=== Exercise requirements ===
Below are records to transcribe exactly, without their pictures.

=== Records ===
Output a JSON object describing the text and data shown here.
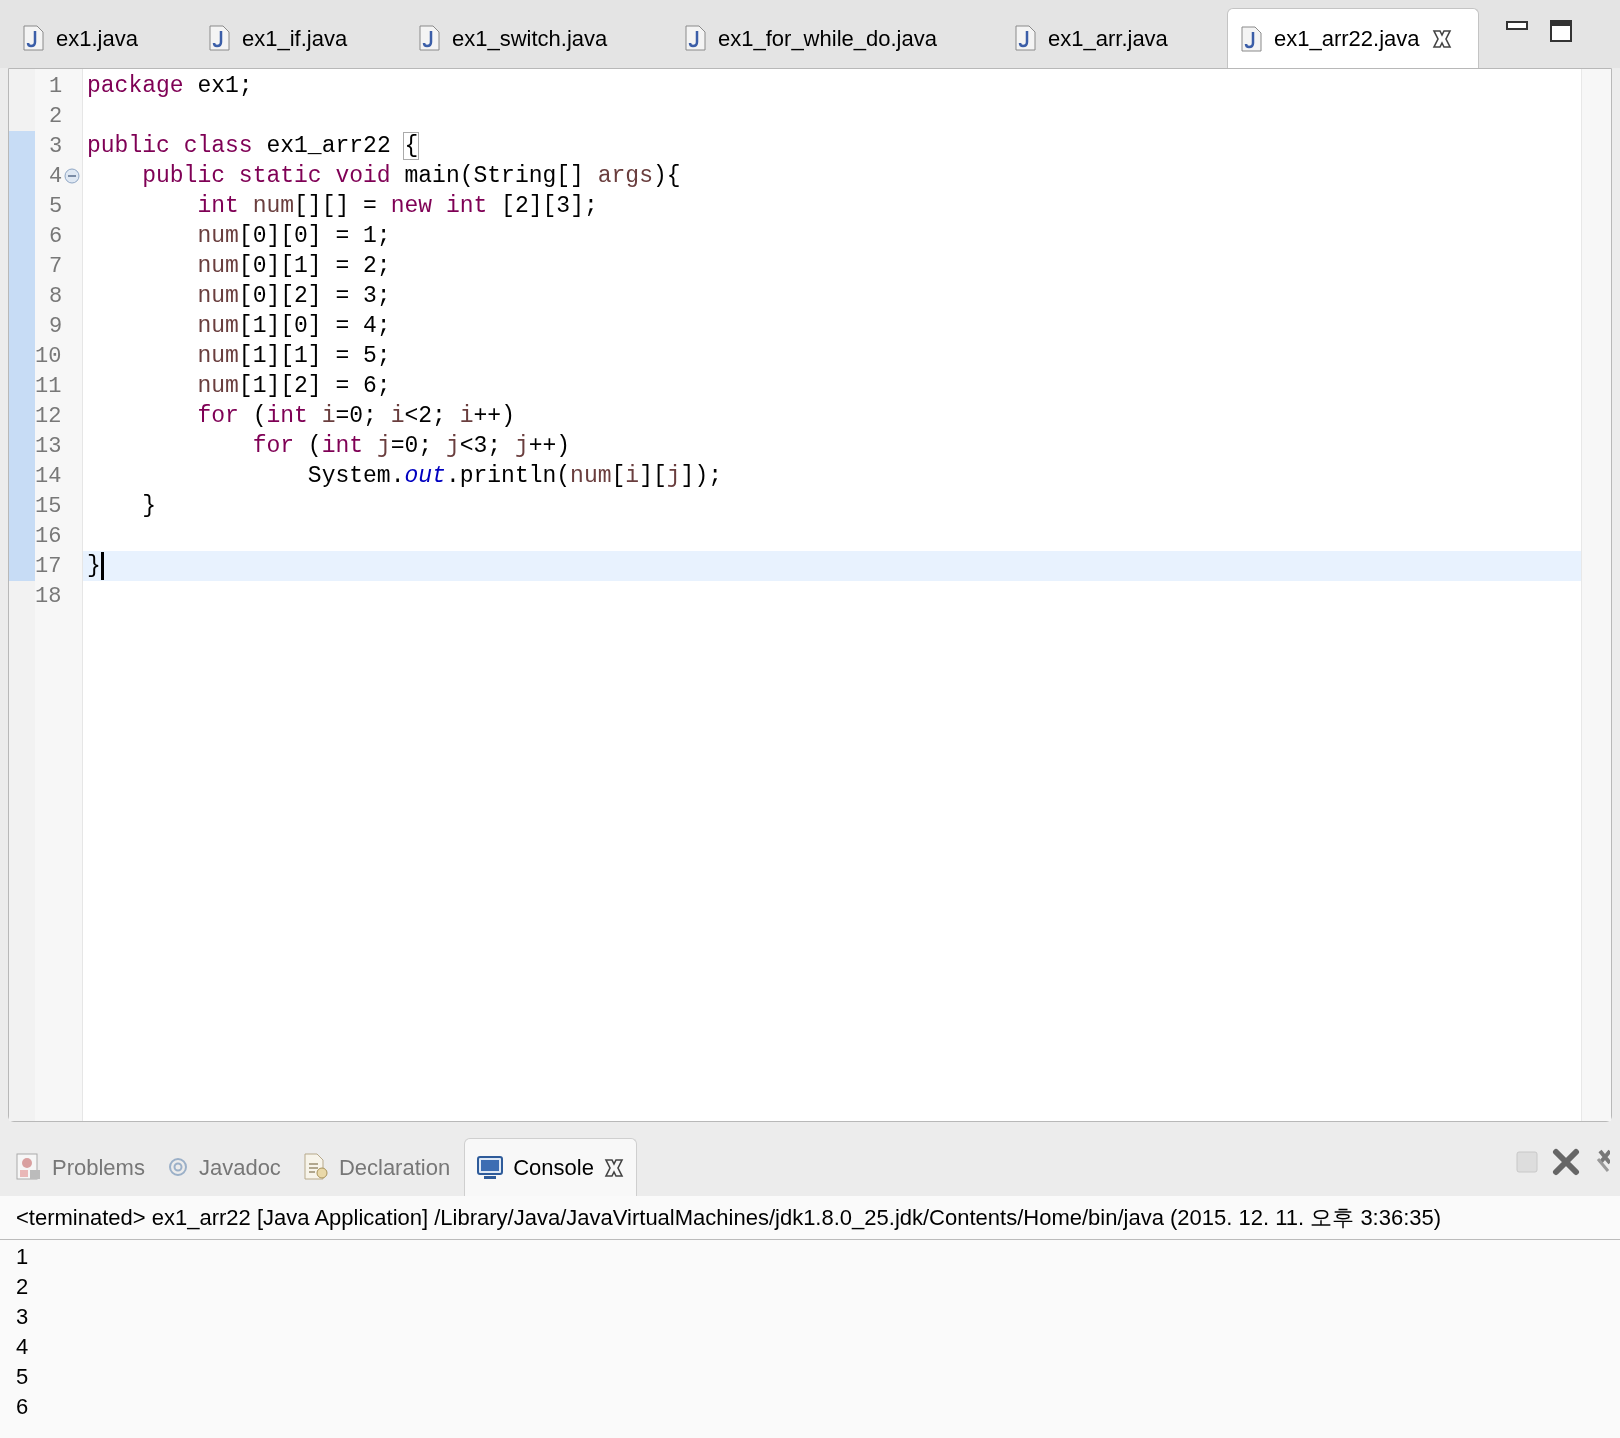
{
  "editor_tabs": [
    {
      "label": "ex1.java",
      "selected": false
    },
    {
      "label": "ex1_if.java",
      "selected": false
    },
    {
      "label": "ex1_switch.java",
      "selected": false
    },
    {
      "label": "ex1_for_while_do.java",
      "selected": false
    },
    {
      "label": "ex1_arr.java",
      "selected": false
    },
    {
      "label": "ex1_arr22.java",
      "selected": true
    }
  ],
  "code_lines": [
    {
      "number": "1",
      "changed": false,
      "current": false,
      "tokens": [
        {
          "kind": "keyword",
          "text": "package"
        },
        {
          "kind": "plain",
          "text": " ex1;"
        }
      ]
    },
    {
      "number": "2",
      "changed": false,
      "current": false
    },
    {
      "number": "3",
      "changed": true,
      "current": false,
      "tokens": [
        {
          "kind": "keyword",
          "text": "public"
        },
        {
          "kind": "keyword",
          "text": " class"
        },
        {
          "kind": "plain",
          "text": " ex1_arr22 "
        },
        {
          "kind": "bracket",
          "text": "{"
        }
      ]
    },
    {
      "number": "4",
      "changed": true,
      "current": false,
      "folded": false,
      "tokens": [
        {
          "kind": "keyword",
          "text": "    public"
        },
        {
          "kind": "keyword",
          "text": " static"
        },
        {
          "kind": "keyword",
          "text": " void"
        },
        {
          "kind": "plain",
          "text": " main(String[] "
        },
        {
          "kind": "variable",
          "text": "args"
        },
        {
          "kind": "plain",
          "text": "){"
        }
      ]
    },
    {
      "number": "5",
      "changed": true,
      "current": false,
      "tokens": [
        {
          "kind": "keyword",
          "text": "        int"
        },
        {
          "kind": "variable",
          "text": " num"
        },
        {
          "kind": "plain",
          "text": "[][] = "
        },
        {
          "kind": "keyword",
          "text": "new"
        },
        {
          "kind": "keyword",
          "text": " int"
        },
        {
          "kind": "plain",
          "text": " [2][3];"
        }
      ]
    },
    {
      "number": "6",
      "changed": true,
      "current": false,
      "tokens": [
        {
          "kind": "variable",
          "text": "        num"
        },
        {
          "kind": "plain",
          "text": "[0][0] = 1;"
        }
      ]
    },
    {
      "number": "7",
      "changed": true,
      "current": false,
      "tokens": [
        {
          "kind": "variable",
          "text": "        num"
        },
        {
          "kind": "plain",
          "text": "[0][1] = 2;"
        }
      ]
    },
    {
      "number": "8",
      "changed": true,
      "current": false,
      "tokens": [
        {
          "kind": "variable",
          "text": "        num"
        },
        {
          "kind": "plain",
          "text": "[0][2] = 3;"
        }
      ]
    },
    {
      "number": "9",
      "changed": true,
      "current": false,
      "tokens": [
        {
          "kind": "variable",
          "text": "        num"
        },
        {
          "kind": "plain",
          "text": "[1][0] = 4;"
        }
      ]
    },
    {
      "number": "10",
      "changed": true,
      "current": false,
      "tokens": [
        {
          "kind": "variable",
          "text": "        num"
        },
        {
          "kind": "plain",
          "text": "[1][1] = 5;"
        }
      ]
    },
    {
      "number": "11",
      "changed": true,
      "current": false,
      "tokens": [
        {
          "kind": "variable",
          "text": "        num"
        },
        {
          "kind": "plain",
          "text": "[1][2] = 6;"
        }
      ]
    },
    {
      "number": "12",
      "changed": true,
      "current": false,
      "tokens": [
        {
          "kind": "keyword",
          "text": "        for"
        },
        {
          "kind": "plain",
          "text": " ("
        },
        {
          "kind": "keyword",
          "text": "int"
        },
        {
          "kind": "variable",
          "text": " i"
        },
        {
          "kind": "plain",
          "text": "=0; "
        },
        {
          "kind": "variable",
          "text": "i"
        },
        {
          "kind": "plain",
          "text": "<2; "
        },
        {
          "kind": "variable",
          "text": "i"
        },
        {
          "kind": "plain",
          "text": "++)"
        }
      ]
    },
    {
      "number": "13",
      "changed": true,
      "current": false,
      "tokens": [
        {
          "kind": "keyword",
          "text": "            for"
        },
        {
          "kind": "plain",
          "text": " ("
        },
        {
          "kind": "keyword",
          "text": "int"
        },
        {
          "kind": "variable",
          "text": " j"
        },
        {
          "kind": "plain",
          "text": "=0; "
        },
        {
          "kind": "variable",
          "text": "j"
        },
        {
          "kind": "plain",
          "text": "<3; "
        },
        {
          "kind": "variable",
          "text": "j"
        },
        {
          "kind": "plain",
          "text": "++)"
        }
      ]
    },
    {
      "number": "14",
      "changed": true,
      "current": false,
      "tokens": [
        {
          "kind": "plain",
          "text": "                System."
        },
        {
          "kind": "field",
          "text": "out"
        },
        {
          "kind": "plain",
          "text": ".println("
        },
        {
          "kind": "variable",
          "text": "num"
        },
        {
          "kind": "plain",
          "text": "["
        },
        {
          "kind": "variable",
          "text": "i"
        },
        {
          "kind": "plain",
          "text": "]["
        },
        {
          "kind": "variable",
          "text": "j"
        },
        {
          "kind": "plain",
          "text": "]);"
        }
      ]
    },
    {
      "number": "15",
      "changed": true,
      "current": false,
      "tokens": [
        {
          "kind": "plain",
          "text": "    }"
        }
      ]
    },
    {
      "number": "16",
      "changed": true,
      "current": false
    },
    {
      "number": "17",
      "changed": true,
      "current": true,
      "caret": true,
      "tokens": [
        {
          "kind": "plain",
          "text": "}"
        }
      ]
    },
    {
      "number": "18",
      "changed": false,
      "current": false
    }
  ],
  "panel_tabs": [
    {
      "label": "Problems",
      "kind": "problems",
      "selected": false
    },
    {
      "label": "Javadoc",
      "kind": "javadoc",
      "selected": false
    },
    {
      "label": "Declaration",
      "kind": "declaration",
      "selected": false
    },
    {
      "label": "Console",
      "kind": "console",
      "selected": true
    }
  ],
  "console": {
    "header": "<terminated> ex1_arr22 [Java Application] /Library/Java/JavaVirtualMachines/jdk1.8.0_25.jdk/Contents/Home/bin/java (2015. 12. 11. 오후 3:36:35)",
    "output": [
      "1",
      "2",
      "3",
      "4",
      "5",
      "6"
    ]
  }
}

=== Task solution ===
Output a JSON object describing the text and data shown here.
{
  "editor_tabs": [
    {
      "label": "ex1.java",
      "selected": false
    },
    {
      "label": "ex1_if.java",
      "selected": false
    },
    {
      "label": "ex1_switch.java",
      "selected": false
    },
    {
      "label": "ex1_for_while_do.java",
      "selected": false
    },
    {
      "label": "ex1_arr.java",
      "selected": false
    },
    {
      "label": "ex1_arr22.java",
      "selected": true
    }
  ],
  "code_lines": [
    {
      "number": "1",
      "changed": false,
      "current": false,
      "tokens": [
        {
          "kind": "keyword",
          "text": "package"
        },
        {
          "kind": "plain",
          "text": " ex1;"
        }
      ]
    },
    {
      "number": "2",
      "changed": false,
      "current": false
    },
    {
      "number": "3",
      "changed": true,
      "current": false,
      "tokens": [
        {
          "kind": "keyword",
          "text": "public"
        },
        {
          "kind": "keyword",
          "text": " class"
        },
        {
          "kind": "plain",
          "text": " ex1_arr22 "
        },
        {
          "kind": "bracket",
          "text": "{"
        }
      ]
    },
    {
      "number": "4",
      "changed": true,
      "current": false,
      "folded": false,
      "tokens": [
        {
          "kind": "keyword",
          "text": "    public"
        },
        {
          "kind": "keyword",
          "text": " static"
        },
        {
          "kind": "keyword",
          "text": " void"
        },
        {
          "kind": "plain",
          "text": " main(String[] "
        },
        {
          "kind": "variable",
          "text": "args"
        },
        {
          "kind": "plain",
          "text": "){"
        }
      ]
    },
    {
      "number": "5",
      "changed": true,
      "current": false,
      "tokens": [
        {
          "kind": "keyword",
          "text": "        int"
        },
        {
          "kind": "variable",
          "text": " num"
        },
        {
          "kind": "plain",
          "text": "[][] = "
        },
        {
          "kind": "keyword",
          "text": "new"
        },
        {
          "kind": "keyword",
          "text": " int"
        },
        {
          "kind": "plain",
          "text": " [2][3];"
        }
      ]
    },
    {
      "number": "6",
      "changed": true,
      "current": false,
      "tokens": [
        {
          "kind": "variable",
          "text": "        num"
        },
        {
          "kind": "plain",
          "text": "[0][0] = 1;"
        }
      ]
    },
    {
      "number": "7",
      "changed": true,
      "current": false,
      "tokens": [
        {
          "kind": "variable",
          "text": "        num"
        },
        {
          "kind": "plain",
          "text": "[0][1] = 2;"
        }
      ]
    },
    {
      "number": "8",
      "changed": true,
      "current": false,
      "tokens": [
        {
          "kind": "variable",
          "text": "        num"
        },
        {
          "kind": "plain",
          "text": "[0][2] = 3;"
        }
      ]
    },
    {
      "number": "9",
      "changed": true,
      "current": false,
      "tokens": [
        {
          "kind": "variable",
          "text": "        num"
        },
        {
          "kind": "plain",
          "text": "[1][0] = 4;"
        }
      ]
    },
    {
      "number": "10",
      "changed": true,
      "current": false,
      "tokens": [
        {
          "kind": "variable",
          "text": "        num"
        },
        {
          "kind": "plain",
          "text": "[1][1] = 5;"
        }
      ]
    },
    {
      "number": "11",
      "changed": true,
      "current": false,
      "tokens": [
        {
          "kind": "variable",
          "text": "        num"
        },
        {
          "kind": "plain",
          "text": "[1][2] = 6;"
        }
      ]
    },
    {
      "number": "12",
      "changed": true,
      "current": false,
      "tokens": [
        {
          "kind": "keyword",
          "text": "        for"
        },
        {
          "kind": "plain",
          "text": " ("
        },
        {
          "kind": "keyword",
          "text": "int"
        },
        {
          "kind": "variable",
          "text": " i"
        },
        {
          "kind": "plain",
          "text": "=0; "
        },
        {
          "kind": "variable",
          "text": "i"
        },
        {
          "kind": "plain",
          "text": "<2; "
        },
        {
          "kind": "variable",
          "text": "i"
        },
        {
          "kind": "plain",
          "text": "++)"
        }
      ]
    },
    {
      "number": "13",
      "changed": true,
      "current": false,
      "tokens": [
        {
          "kind": "keyword",
          "text": "            for"
        },
        {
          "kind": "plain",
          "text": " ("
        },
        {
          "kind": "keyword",
          "text": "int"
        },
        {
          "kind": "variable",
          "text": " j"
        },
        {
          "kind": "plain",
          "text": "=0; "
        },
        {
          "kind": "variable",
          "text": "j"
        },
        {
          "kind": "plain",
          "text": "<3; "
        },
        {
          "kind": "variable",
          "text": "j"
        },
        {
          "kind": "plain",
          "text": "++)"
        }
      ]
    },
    {
      "number": "14",
      "changed": true,
      "current": false,
      "tokens": [
        {
          "kind": "plain",
          "text": "                System."
        },
        {
          "kind": "field",
          "text": "out"
        },
        {
          "kind": "plain",
          "text": ".println("
        },
        {
          "kind": "variable",
          "text": "num"
        },
        {
          "kind": "plain",
          "text": "["
        },
        {
          "kind": "variable",
          "text": "i"
        },
        {
          "kind": "plain",
          "text": "]["
        },
        {
          "kind": "variable",
          "text": "j"
        },
        {
          "kind": "plain",
          "text": "]);"
        }
      ]
    },
    {
      "number": "15",
      "changed": true,
      "current": false,
      "tokens": [
        {
          "kind": "plain",
          "text": "    }"
        }
      ]
    },
    {
      "number": "16",
      "changed": true,
      "current": false
    },
    {
      "number": "17",
      "changed": true,
      "current": true,
      "caret": true,
      "tokens": [
        {
          "kind": "plain",
          "text": "}"
        }
      ]
    },
    {
      "number": "18",
      "changed": false,
      "current": false
    }
  ],
  "panel_tabs": [
    {
      "label": "Problems",
      "kind": "problems",
      "selected": false
    },
    {
      "label": "Javadoc",
      "kind": "javadoc",
      "selected": false
    },
    {
      "label": "Declaration",
      "kind": "declaration",
      "selected": false
    },
    {
      "label": "Console",
      "kind": "console",
      "selected": true
    }
  ],
  "console": {
    "header": "<terminated> ex1_arr22 [Java Application] /Library/Java/JavaVirtualMachines/jdk1.8.0_25.jdk/Contents/Home/bin/java (2015. 12. 11. 오후 3:36:35)",
    "output": [
      "1",
      "2",
      "3",
      "4",
      "5",
      "6"
    ]
  }
}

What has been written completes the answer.